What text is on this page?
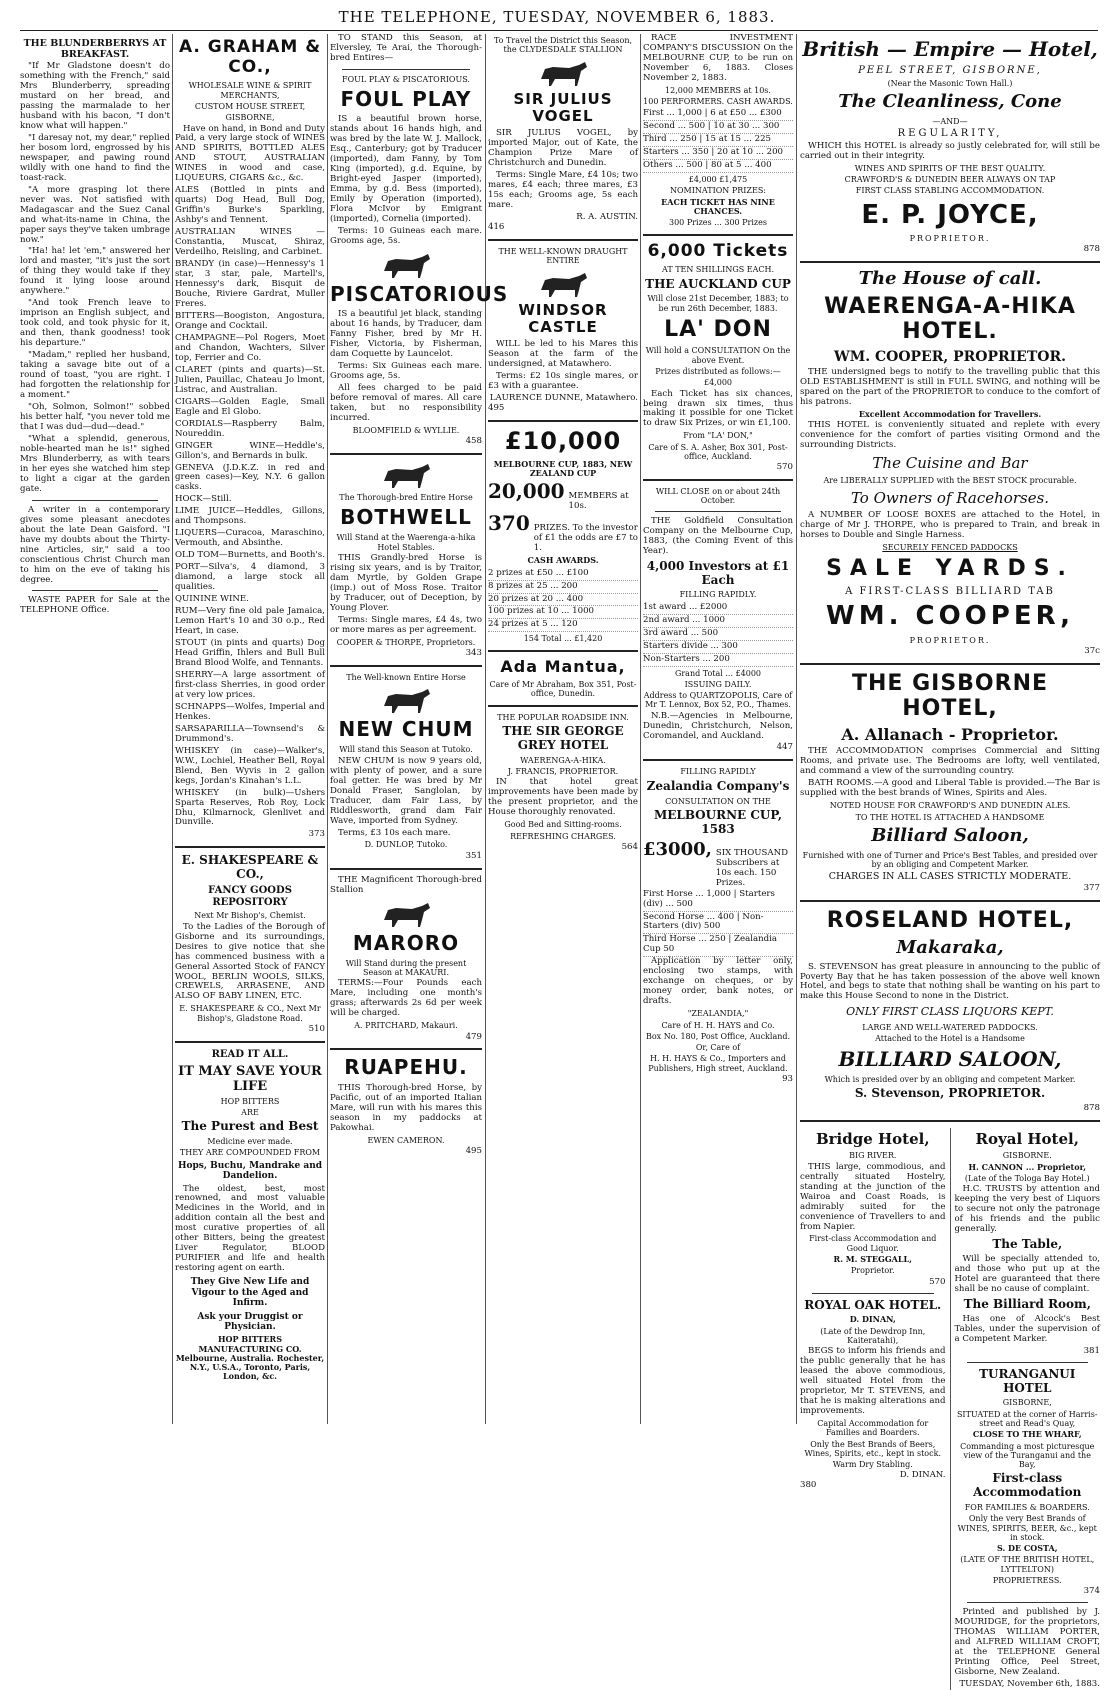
THE TELEPHONE, TUESDAY, NOVEMBER 6, 1883.
THE BLUNDERBERRYS AT BREAKFAST.

"If Mr Gladstone doesn't do something with the French," said Mrs Blunderberry, spreading mustard on her bread, and passing the marmalade to her husband with his bacon, "I don't know what will happen."

"I daresay not, my dear," replied her bosom lord, engrossed by his newspaper, and pawing round wildly with one hand to find the toast-rack.

"A more grasping lot there never was. Not satisfied with Madagascar and the Suez Canal and what-its-name in China, the paper says they've taken umbrage now."

"Ha! ha! let 'em," answered her lord and master, "it's just the sort of thing they would take if they found it lying loose around anywhere."

"And took French leave to imprison an English subject, and took cold, and took physic for it, and then, thank goodness! took his departure."

"Madam," replied her husband, taking a savage bite out of a round of toast, "you are right. I had forgotten the relationship for a moment."

"Oh, Solmon, Solmon!" sobbed his better half, "you never told me that I was dud—dud—dead."

"What a splendid, generous, noble-hearted man he is!" sighed Mrs Blunderberry, as with tears in her eyes she watched him step to light a cigar at the garden gate.

A writer in a contemporary gives some pleasant anecdotes about the late Dean Gaisford. "I have my doubts about the Thirty-nine Articles, sir," said a too conscientious Christ Church man to him on the eve of taking his degree.

WASTE PAPER for Sale at the TELEPHONE Office.

A. GRAHAM & CO.,
WHOLESALE WINE & SPIRIT MERCHANTS,
CUSTOM HOUSE STREET,
GISBORNE,

Have on hand, in Bond and Duty Paid, a very large stock of WINES AND SPIRITS, BOTTLED ALES AND STOUT, AUSTRALIAN WINES in wood and case, LIQUEURS, CIGARS &c., &c.

ALES (Bottled in pints and quarts) Dog Head, Bull Dog, Griffin's Burke's Sparkling, Ashby's and Tennent.

AUSTRALIAN WINES — Constantia, Muscat, Shiraz, Verdeilho, Reisling, and Carbinet.

BRANDY (in case)—Hennessy's 1 star, 3 star, pale, Martell's, Hennessy's dark, Bisquit de Bouche, Riviere Gardrat, Muller Freres.

BITTERS—Boogiston, Angostura, Orange and Cocktail.

CHAMPAGNE—Pol Rogers, Moet and Chandon, Wachters, Silver top, Ferrier and Co.

CLARET (pints and quarts)—St. Julien, Pauillac, Chateau Jo lmont, Listrac, and Australian.

CIGARS—Golden Eagle, Small Eagle and El Globo.

CORDIALS—Raspberry Balm, Noureddin.

GINGER WINE—Heddle's, Gillon's, and Bernards in bulk.

GENEVA (J.D.K.Z. in red and green cases)—Key, N.Y. 6 gallon casks.

HOCK—Still.

LIME JUICE—Heddles, Gillons, and Thompsons.

LIQUERS—Curacoa, Maraschino, Vermouth, and Absinthe.

OLD TOM—Burnetts, and Booth's.

PORT—Silva's, 4 diamond, 3 diamond, a large stock all qualities.

QUININE WINE.

RUM—Very fine old pale Jamaica, Lemon Hart's 10 and 30 o.p., Red Heart, in case.

STOUT (in pints and quarts) Dog Head Griffin, Ihlers and Bull Bull Brand Blood Wolfe, and Tennants.

SHERRY—A large assortment of first-class Sherries, in good order at very low prices.

SCHNAPPS—Wolfes, Imperial and Henkes.

SARSAPARILLA—Townsend's & Drummond's.

WHISKEY (in case)—Walker's, W.W., Lochiel, Heather Bell, Royal Blend, Ben Wyvis in 2 gallon kegs, Jordan's Kinahan's L.L.

WHISKEY (in bulk)—Ushers Sparta Reserves, Rob Roy, Lock Dhu, Kilmarnock, Glenlivet and Dunville.

373
E. SHAKESPEARE & CO.,
FANCY GOODS REPOSITORY
Next Mr Bishop's, Chemist.

To the Ladies of the Borough of Gisborne and its surroundings, Desires to give notice that she has commenced business with a General Assorted Stock of FANCY WOOL, BERLIN WOOLS, SILKS, CREWELS, ARRASENE, AND ALSO OF BABY LINEN, ETC.

E. SHAKESPEARE & CO., Next Mr Bishop's, Gladstone Road.
510
READ IT ALL.
IT MAY SAVE YOUR LIFE
HOP BITTERS
ARE
The Purest and Best
Medicine ever made.
THEY ARE COMPOUNDED FROM
Hops, Buchu, Mandrake and Dandelion.

The oldest, best, most renowned, and most valuable Medicines in the World, and in addition contain all the best and most curative properties of all other Bitters, being the greatest Liver Regulator, BLOOD PURIFIER and life and health restoring agent on earth.

They Give New Life and Vigour to the Aged and Infirm.
Ask your Druggist or Physician.
HOP BITTERS MANUFACTURING CO. Melbourne, Australia. Rochester, N.Y., U.S.A., Toronto, Paris, London, &c.

TO STAND this Season, at Elversley, Te Arai, the Thorough-bred Entires—

FOUL PLAY & PISCATORIOUS.
FOUL PLAY

IS a beautiful brown horse, stands about 16 hands high, and was bred by the late W. J. Mallock, Esq., Canterbury; got by Traducer (imported), dam Fanny, by Tom King (imported), g.d. Equine, by Bright-eyed Jasper (imported), Emma, by g.d. Bess (imported), Emily by Operation (imported), Flora McIvor by Emigrant (imported), Cornelia (imported).

Terms: 10 Guineas each mare. Grooms age, 5s.

PISCATORIOUS

IS a beautiful jet black, standing about 16 hands, by Traducer, dam Fanny Fisher, bred by Mr H. Fisher, Victoria, by Fisherman, dam Coquette by Launcelot.

Terms: Six Guineas each mare. Grooms age, 5s.

All fees charged to be paid before removal of mares. All care taken, but no responsibility incurred.

BLOOMFIELD & WYLLIE.
458
The Thorough-bred Entire Horse
BOTHWELL
Will Stand at the Waerenga-a-hika Hotel Stables.

THIS Grandly-bred Horse is rising six years, and is by Traitor, dam Myrtle, by Golden Grape (imp.) out of Moss Rose. Traitor by Traducer, out of Deception, by Young Plover.

Terms: Single mares, £4 4s, two or more mares as per agreement.

COOPER & THORPE, Proprietors.
343
The Well-known Entire Horse
NEW CHUM
Will stand this Season at Tutoko.

NEW CHUM is now 9 years old, with plenty of power, and a sure foal getter. He was bred by Mr Donald Fraser, Sanglolan, by Traducer, dam Fair Lass, by Riddlesworth, grand dam Fair Wave, imported from Sydney.

Terms, £3 10s each mare.

D. DUNLOP, Tutoko.
351

THE Magnificent Thorough-bred Stallion

MARORO
Will Stand during the present Season at MAKAURI.

TERMS:—Four Pounds each Mare, including one month's grass; afterwards 2s 6d per week will be charged.

A. PRITCHARD, Makauri.
479
RUAPEHU.

THIS Thorough-bred Horse, by Pacific, out of an imported Italian Mare, will run with his mares this season in my paddocks at Pakowhai.

EWEN CAMERON.
495
To Travel the District this Season, the CLYDESDALE STALLION
SIR JULIUS VOGEL

SIR JULIUS VOGEL, by imported Major, out of Kate, the Champion Prize Mare of Christchurch and Dunedin.

Terms: Single Mare, £4 10s; two mares, £4 each; three mares, £3 15s each; Grooms age, 5s each mare.

R. A. AUSTIN.
416
THE WELL-KNOWN DRAUGHT ENTIRE
WINDSOR CASTLE

WILL be led to his Mares this Season at the farm of the undersigned, at Matawhero.

Terms: £2 10s single mares, or £3 with a guarantee.

LAURENCE DUNNE, Matawhero.
495
£10,000
MELBOURNE CUP, 1883, NEW ZEALAND CUP
20,000 MEMBERS at 10s.
370 PRIZES. To the investor of £1 the odds are £7 to 1.
CASH AWARDS.
2 prizes at £50 ... £100
8 prizes at 25 ... 200
20 prizes at 20 ... 400
100 prizes at 10 ... 1000
24 prizes at 5 ... 120
154 Total ... £1,420
Ada Mantua,
Care of Mr Abraham, Box 351, Post-office, Dunedin.
THE POPULAR ROADSIDE INN.
THE SIR GEORGE GREY HOTEL
WAERENGA-A-HIKA.
J. FRANCIS, PROPRIETOR.

IN that hotel great improvements have been made by the present proprietor, and the House thoroughly renovated.

Good Bed and Sitting-rooms.
REFRESHING CHARGES.
564

RACE INVESTMENT COMPANY'S DISCUSSION On the MELBOURNE CUP, to be run on November 6, 1883. Closes November 2, 1883.

12,000 MEMBERS at 10s.
100 PERFORMERS. CASH AWARDS.
First ... 1,000 | 6 at £50 ... £300
Second ... 500 | 10 at 30 ... 300
Third ... 250 | 15 at 15 ... 225
Starters ... 350 | 20 at 10 ... 200
Others ... 500 | 80 at 5 ... 400
£4,000 £1,475
NOMINATION PRIZES:
EACH TICKET HAS NINE CHANCES.
300 Prizes ... 300 Prizes
6,000 Tickets
AT TEN SHILLINGS EACH.
THE AUCKLAND CUP
Will close 21st December, 1883; to be run 26th December, 1883.
LA' DON
Will hold a CONSULTATION On the above Event.
Prizes distributed as follows:—
£4,000

Each Ticket has six chances, being drawn six times, thus making it possible for one Ticket to draw Six Prizes, or win £1,100.

From "LA' DON,"
Care of S. A. Asher, Box 301, Post-office, Auckland.
570
WILL CLOSE on or about 24th October.

THE Goldfield Consultation Company on the Melbourne Cup, 1883, (the Coming Event of this Year).

4,000 Investors at £1 Each
FILLING RAPIDLY.
1st award ... £2000
2nd award ... 1000
3rd award ... 500
Starters divide ... 300
Non-Starters ... 200
Grand Total ... £4000
ISSUING DAILY.
Address to QUARTZOPOLIS, Care of Mr T. Lennox, Box 52, P.O., Thames.

N.B.—Agencies in Melbourne, Dunedin, Christchurch, Nelson, Coromandel, and Auckland.

447
FILLING RAPIDLY
Zealandia Company's
CONSULTATION ON THE
MELBOURNE CUP, 1583
£3000, SIX THOUSAND Subscribers at 10s each. 150 Prizes.
First Horse ... 1,000 | Starters (div) ... 500
Second Horse ... 400 | Non-Starters (div) 500
Third Horse ... 250 | Zealandia Cup 50

Application by letter only, enclosing two stamps, with exchange on cheques, or by money order, bank notes, or drafts.

"ZEALANDIA,"
Care of H. H. HAYS and Co.
Box No. 180, Post Office, Auckland.
Or, Care of
H. H. HAYS & Co., Importers and Publishers, High street, Auckland.
93
British — Empire — Hotel,
PEEL STREET, GISBORNE,
(Near the Masonic Town Hall.)
The Cleanliness, Cone
—AND—
REGULARITY,

WHICH this HOTEL is already so justly celebrated for, will still be carried out in their integrity.

WINES AND SPIRITS OF THE BEST QUALITY.
CRAWFORD'S & DUNEDIN BEER ALWAYS ON TAP
FIRST CLASS STABLING ACCOMMODATION.
E. P. JOYCE,
PROPRIETOR.
878
The House of call.
WAERENGA-A-HIKA HOTEL.
WM. COOPER, PROPRIETOR.

THE undersigned begs to notify to the travelling public that this OLD ESTABLISHMENT is still in FULL SWING, and nothing will be spared on the part of the PROPRIETOR to conduce to the comfort of his patrons.

Excellent Accommodation for Travellers.

THIS HOTEL is conveniently situated and replete with every convenience for the comfort of parties visiting Ormond and the surrounding Districts.

The Cuisine and Bar
Are LIBERALLY SUPPLIED with the BEST STOCK procurable.
To Owners of Racehorses.

A NUMBER OF LOOSE BOXES are attached to the Hotel, in charge of Mr J. THORPE, who is prepared to Train, and break in horses to Double and Single Harness.

SECURELY FENCED PADDOCKS
SALE YARDS.
A FIRST-CLASS BILLIARD TAB
WM. COOPER,
PROPRIETOR.
37c
THE GISBORNE HOTEL,
A. Allanach - Proprietor.

THE ACCOMMODATION comprises Commercial and Sitting Rooms, and private use. The Bedrooms are lofty, well ventilated, and command a view of the surrounding country.

BATH ROOMS.—A good and Liberal Table is provided.—The Bar is supplied with the best brands of Wines, Spirits and Ales.

NOTED HOUSE FOR CRAWFORD'S AND DUNEDIN ALES.
TO THE HOTEL IS ATTACHED A HANDSOME
Billiard Saloon,
Furnished with one of Turner and Price's Best Tables, and presided over by an obliging and Competent Marker.
CHARGES IN ALL CASES STRICTLY MODERATE.
377
ROSELAND HOTEL,
Makaraka,

S. STEVENSON has great pleasure in announcing to the public of Poverty Bay that he has taken possession of the above well known Hotel, and begs to state that nothing shall be wanting on his part to make this House Second to none in the District.

ONLY FIRST CLASS LIQUORS KEPT.
LARGE AND WELL-WATERED PADDOCKS.
Attached to the Hotel is a Handsome
BILLIARD SALOON,
Which is presided over by an obliging and competent Marker.
S. Stevenson, PROPRIETOR.
878
Bridge Hotel,
BIG RIVER.

THIS large, commodious, and centrally situated Hostelry, standing at the junction of the Wairoa and Coast Roads, is admirably suited for the convenience of Travellers to and from Napier.

First-class Accommodation and Good Liquor.
R. M. STEGGALL,
Proprietor.
570
ROYAL OAK HOTEL.
D. DINAN,
(Late of the Dewdrop Inn, Kaiteratahi),

BEGS to inform his friends and the public generally that he has leased the above commodious, well situated Hotel from the proprietor, Mr T. STEVENS, and that he is making alterations and improvements.

Capital Accommodation for Families and Boarders.
Only the Best Brands of Beers, Wines, Spirits, etc., kept in stock.
Warm Dry Stabling.
D. DINAN.
380
Royal Hotel,
GISBORNE.
H. CANNON ... Proprietor,
(Late of the Tologa Bay Hotel.)

H.C. TRUSTS by attention and keeping the very best of Liquors to secure not only the patronage of his friends and the public generally.

The Table,

Will be specially attended to, and those who put up at the Hotel are guaranteed that there shall be no cause of complaint.

The Billiard Room,

Has one of Alcock's Best Tables, under the supervision of a Competent Marker.

381
TURANGANUI HOTEL
GISBORNE,
SITUATED at the corner of Harris-street and Read's Quay,
CLOSE TO THE WHARF,
Commanding a most picturesque view of the Turanganui and the Bay,
First-class Accommodation
FOR FAMILIES & BOARDERS.
Only the very Best Brands of WINES, SPIRITS, BEER, &c., kept in stock.
S. DE COSTA,
(LATE OF THE BRITISH HOTEL, LYTTELTON)
PROPRIETRESS.
374

Printed and published by J. MOURIDGE, for the proprietors, THOMAS WILLIAM PORTER, and ALFRED WILLIAM CROFT, at the TELEPHONE General Printing Office, Peel Street, Gisborne, New Zealand.

TUESDAY, November 6th, 1883.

EXERCISE OBJECTIVE: Which lines contain "pints"? Show each of them.

FINAL RESULT:
ALES (Bottled in pints and quarts) Dog Head, Bull Dog, Griffin's Burke's Sparkling, Ashby's and Tennent.
CLARET (pints and quarts)—St. Julien, Pauillac, Chateau Jo lmont, Listrac, and Australian.
STOUT (in pints and quarts) Dog Head Griffin, Ihlers and Bull Bull Brand Blood Wolfe, and Tennants.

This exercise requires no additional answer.